▶ GIVEN EXERCISE
Please copy out, without any change, the lines from the one containing "Text: 1,00: 1,00 <box>903 314 929 324</box>" up to and including the one containing "Text: 1,93 [1,09".

Image layout annotations

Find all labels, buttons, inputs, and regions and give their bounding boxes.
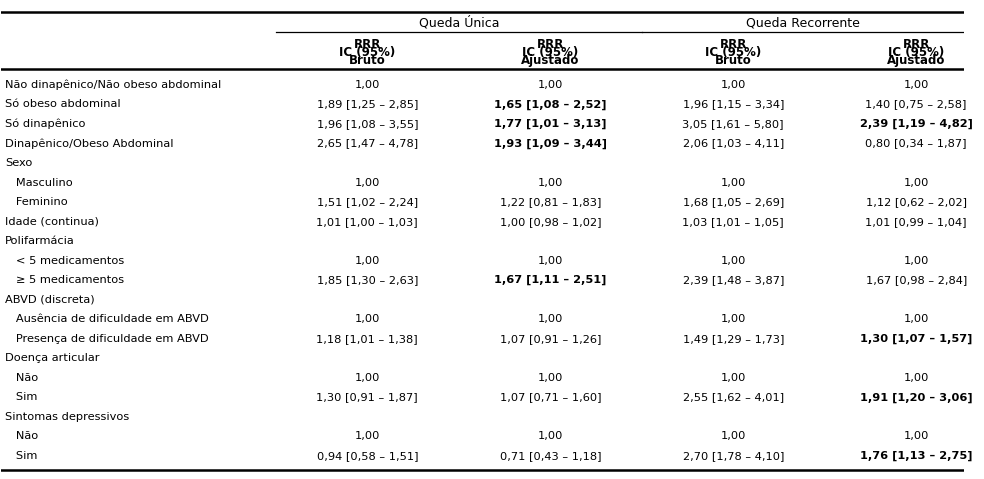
Text: 1,00: 1,00 <box>903 314 929 324</box>
Text: IC (95%): IC (95%) <box>339 46 396 59</box>
Text: 0,80 [0,34 – 1,87]: 0,80 [0,34 – 1,87] <box>865 138 967 148</box>
Text: Doença articular: Doença articular <box>5 354 99 363</box>
Text: 1,00: 1,00 <box>720 80 746 90</box>
Text: 1,00: 1,00 <box>354 373 380 383</box>
Text: 1,00: 1,00 <box>903 80 929 90</box>
Text: 1,51 [1,02 – 2,24]: 1,51 [1,02 – 2,24] <box>317 197 418 207</box>
Text: 2,70 [1,78 – 4,10]: 2,70 [1,78 – 4,10] <box>683 451 784 461</box>
Text: 1,00: 1,00 <box>354 314 380 324</box>
Text: 2,65 [1,47 – 4,78]: 2,65 [1,47 – 4,78] <box>317 138 418 148</box>
Text: 1,00: 1,00 <box>354 432 380 442</box>
Text: 1,91 [1,20 – 3,06]: 1,91 [1,20 – 3,06] <box>860 392 972 402</box>
Text: Não dinapênico/Não obeso abdominal: Não dinapênico/Não obeso abdominal <box>5 80 221 90</box>
Text: 1,93 [1,09 – 3,44]: 1,93 [1,09 – 3,44] <box>494 138 607 148</box>
Text: 1,00: 1,00 <box>537 432 563 442</box>
Text: RRR: RRR <box>353 38 381 51</box>
Text: Não: Não <box>5 373 38 383</box>
Text: 2,55 [1,62 – 4,01]: 2,55 [1,62 – 4,01] <box>683 392 784 402</box>
Text: Ajustado: Ajustado <box>522 54 580 67</box>
Text: 1,00: 1,00 <box>903 256 929 266</box>
Text: 1,67 [1,11 – 2,51]: 1,67 [1,11 – 2,51] <box>494 275 606 285</box>
Text: 1,00: 1,00 <box>354 256 380 266</box>
Text: 1,89 [1,25 – 2,85]: 1,89 [1,25 – 2,85] <box>317 100 418 110</box>
Text: 1,00: 1,00 <box>354 80 380 90</box>
Text: 1,00: 1,00 <box>354 178 380 188</box>
Text: 1,00: 1,00 <box>720 373 746 383</box>
Text: 1,01 [1,00 – 1,03]: 1,01 [1,00 – 1,03] <box>317 217 418 227</box>
Text: 1,77 [1,01 – 3,13]: 1,77 [1,01 – 3,13] <box>494 119 606 129</box>
Text: Presença de dificuldade em ABVD: Presença de dificuldade em ABVD <box>5 334 209 344</box>
Text: Sexo: Sexo <box>5 158 32 168</box>
Text: 1,65 [1,08 – 2,52]: 1,65 [1,08 – 2,52] <box>494 99 606 110</box>
Text: Masculino: Masculino <box>5 178 73 188</box>
Text: Queda Única: Queda Única <box>418 16 499 30</box>
Text: 1,18 [1,01 – 1,38]: 1,18 [1,01 – 1,38] <box>317 334 418 344</box>
Text: 1,68 [1,05 – 2,69]: 1,68 [1,05 – 2,69] <box>683 197 784 207</box>
Text: 1,00: 1,00 <box>537 314 563 324</box>
Text: IC (95%): IC (95%) <box>888 46 945 59</box>
Text: Polifarmácia: Polifarmácia <box>5 236 75 246</box>
Text: 1,00: 1,00 <box>903 373 929 383</box>
Text: 1,00: 1,00 <box>720 178 746 188</box>
Text: 1,00: 1,00 <box>720 256 746 266</box>
Text: 1,00: 1,00 <box>537 256 563 266</box>
Text: 1,00: 1,00 <box>537 373 563 383</box>
Text: 2,39 [1,19 – 4,82]: 2,39 [1,19 – 4,82] <box>860 119 972 129</box>
Text: Bruto: Bruto <box>349 54 386 67</box>
Text: Sintomas depressivos: Sintomas depressivos <box>5 412 130 422</box>
Text: Ausência de dificuldade em ABVD: Ausência de dificuldade em ABVD <box>5 314 209 324</box>
Text: Feminino: Feminino <box>5 197 68 207</box>
Text: ≥ 5 medicamentos: ≥ 5 medicamentos <box>5 275 124 285</box>
Text: 1,22 [0,81 – 1,83]: 1,22 [0,81 – 1,83] <box>500 197 601 207</box>
Text: IC (95%): IC (95%) <box>706 46 762 59</box>
Text: 1,01 [0,99 – 1,04]: 1,01 [0,99 – 1,04] <box>865 217 967 227</box>
Text: 1,00: 1,00 <box>903 178 929 188</box>
Text: < 5 medicamentos: < 5 medicamentos <box>5 256 125 266</box>
Text: IC (95%): IC (95%) <box>523 46 579 59</box>
Text: Só dinapênico: Só dinapênico <box>5 119 86 129</box>
Text: Idade (continua): Idade (continua) <box>5 217 99 227</box>
Text: 2,39 [1,48 – 3,87]: 2,39 [1,48 – 3,87] <box>683 275 784 285</box>
Text: 1,00: 1,00 <box>720 314 746 324</box>
Text: Sim: Sim <box>5 392 37 402</box>
Text: 0,71 [0,43 – 1,18]: 0,71 [0,43 – 1,18] <box>500 451 601 461</box>
Text: RRR: RRR <box>902 38 930 51</box>
Text: RRR: RRR <box>719 38 747 51</box>
Text: Queda Recorrente: Queda Recorrente <box>746 16 860 29</box>
Text: Não: Não <box>5 432 38 442</box>
Text: Dinapênico/Obeso Abdominal: Dinapênico/Obeso Abdominal <box>5 138 174 149</box>
Text: 0,94 [0,58 – 1,51]: 0,94 [0,58 – 1,51] <box>317 451 418 461</box>
Text: 2,06 [1,03 – 4,11]: 2,06 [1,03 – 4,11] <box>683 138 784 148</box>
Text: 1,30 [1,07 – 1,57]: 1,30 [1,07 – 1,57] <box>860 334 972 344</box>
Text: 1,96 [1,08 – 3,55]: 1,96 [1,08 – 3,55] <box>317 119 418 129</box>
Text: 1,00: 1,00 <box>720 432 746 442</box>
Text: RRR: RRR <box>536 38 564 51</box>
Text: 1,00 [0,98 – 1,02]: 1,00 [0,98 – 1,02] <box>500 217 601 227</box>
Text: ABVD (discreta): ABVD (discreta) <box>5 295 94 305</box>
Text: 1,49 [1,29 – 1,73]: 1,49 [1,29 – 1,73] <box>683 334 784 344</box>
Text: 1,96 [1,15 – 3,34]: 1,96 [1,15 – 3,34] <box>683 100 784 110</box>
Text: Ajustado: Ajustado <box>887 54 946 67</box>
Text: 1,07 [0,71 – 1,60]: 1,07 [0,71 – 1,60] <box>500 392 601 402</box>
Text: 1,76 [1,13 – 2,75]: 1,76 [1,13 – 2,75] <box>860 451 972 461</box>
Text: 1,00: 1,00 <box>903 432 929 442</box>
Text: 1,00: 1,00 <box>537 80 563 90</box>
Text: 1,85 [1,30 – 2,63]: 1,85 [1,30 – 2,63] <box>317 275 418 285</box>
Text: 1,07 [0,91 – 1,26]: 1,07 [0,91 – 1,26] <box>500 334 601 344</box>
Text: 1,67 [0,98 – 2,84]: 1,67 [0,98 – 2,84] <box>866 275 967 285</box>
Text: 1,03 [1,01 – 1,05]: 1,03 [1,01 – 1,05] <box>682 217 784 227</box>
Text: 1,12 [0,62 – 2,02]: 1,12 [0,62 – 2,02] <box>866 197 966 207</box>
Text: Bruto: Bruto <box>714 54 752 67</box>
Text: Só obeso abdominal: Só obeso abdominal <box>5 100 121 110</box>
Text: 1,00: 1,00 <box>537 178 563 188</box>
Text: Sim: Sim <box>5 451 37 461</box>
Text: 3,05 [1,61 – 5,80]: 3,05 [1,61 – 5,80] <box>683 119 784 129</box>
Text: 1,30 [0,91 – 1,87]: 1,30 [0,91 – 1,87] <box>317 392 418 402</box>
Text: 1,40 [0,75 – 2,58]: 1,40 [0,75 – 2,58] <box>866 100 967 110</box>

▶ FINISHED ANSWER
Text: 1,00: 1,00 <box>903 314 929 324</box>
Text: IC (95%): IC (95%) <box>339 46 396 59</box>
Text: 0,80 [0,34 – 1,87]: 0,80 [0,34 – 1,87] <box>865 138 967 148</box>
Text: Doença articular: Doença articular <box>5 354 99 363</box>
Text: 1,00: 1,00 <box>720 80 746 90</box>
Text: 1,00: 1,00 <box>354 373 380 383</box>
Text: 1,00: 1,00 <box>903 80 929 90</box>
Text: 1,51 [1,02 – 2,24]: 1,51 [1,02 – 2,24] <box>317 197 418 207</box>
Text: 2,70 [1,78 – 4,10]: 2,70 [1,78 – 4,10] <box>683 451 784 461</box>
Text: 1,00: 1,00 <box>354 314 380 324</box>
Text: 2,65 [1,47 – 4,78]: 2,65 [1,47 – 4,78] <box>317 138 418 148</box>
Text: 1,00: 1,00 <box>354 432 380 442</box>
Text: 1,91 [1,20 – 3,06]: 1,91 [1,20 – 3,06] <box>860 392 972 402</box>
Text: Não dinapênico/Não obeso abdominal: Não dinapênico/Não obeso abdominal <box>5 80 221 90</box>
Text: 1,93 [1,09 – 3,44]: 1,93 [1,09 – 3,44] <box>494 138 607 148</box>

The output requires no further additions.